選択テキスト
------------------------

旧暦では月の呼び方も今とは異なっていました。最も有名なのが「睦月、如月…」という呼び方です。中学校のときなどに暗記した記憶がありませんか?

この呼び方以外にも、実は「初春、仲春…」などという呼び方もあったんですよ。

一年を春夏秋冬の季節に分け、それぞれ1月から三ヶ月ずつとします。それぞれの季節の最初の月を「初◯」、真ん中を「仲◯」、最後を「晩◯」と呼びました。

例えば1月から3月が春となり、1月が「初春」、2月が「仲春」、3月が「晩春」となっていたわけですね。

一覧にしてみましたので、現在の呼び方や睦月、如月などと見比べてみましょう。

------------------------

記録データ

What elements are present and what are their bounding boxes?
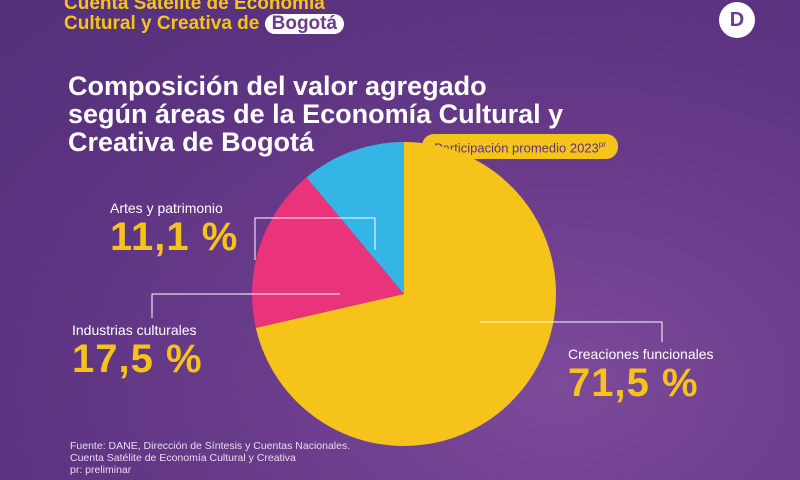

------------------------

問題 1
旧暦の月名の文章のうち「旧暦では月の呼び方も今とは異」から「春」となっていたわけですね。」までを、「三ヶ月ずつ」を「3か月ずつ」に置き換えて書き直してください。
問題 2
旧暦の月名の文章によると、1月が「初春」と呼ばれたのはなぜですか。1〜3文で説明してください。
問題 3
旧暦の月名の文章に具体的に出てくる月の呼び名をすべて挙げてください。

正解 1
旧暦では月の呼び方も今とは異なっていました。最も有名なのが「睦月、如月…」という呼び方です。中学校のときなどに暗記した記憶がありませんか?

この呼び方以外にも、実は「初春、仲春…」などという呼び方もあったんですよ。

一年を春夏秋冬の季節に分け、それぞれ1月から3か月ずつとします。それぞれの季節の最初の月を「初◯」、真ん中を「仲◯」、最後を「晩◯」と呼びました。

例えば1月から3月が春となり、1月が「初春」、2月が「仲春」、3月が「晩春」となっていたわけですね。

正解 2
一年を春夏秋冬に分け、1月から三ヶ月ずつを一つの季節としたため、1月から3月が春になります。そして各季節の最初の月を「初◯」と呼んだので、春の最初の月である1月は「初春」となりました。

正解 3
睦月、如月、初春、仲春、晩春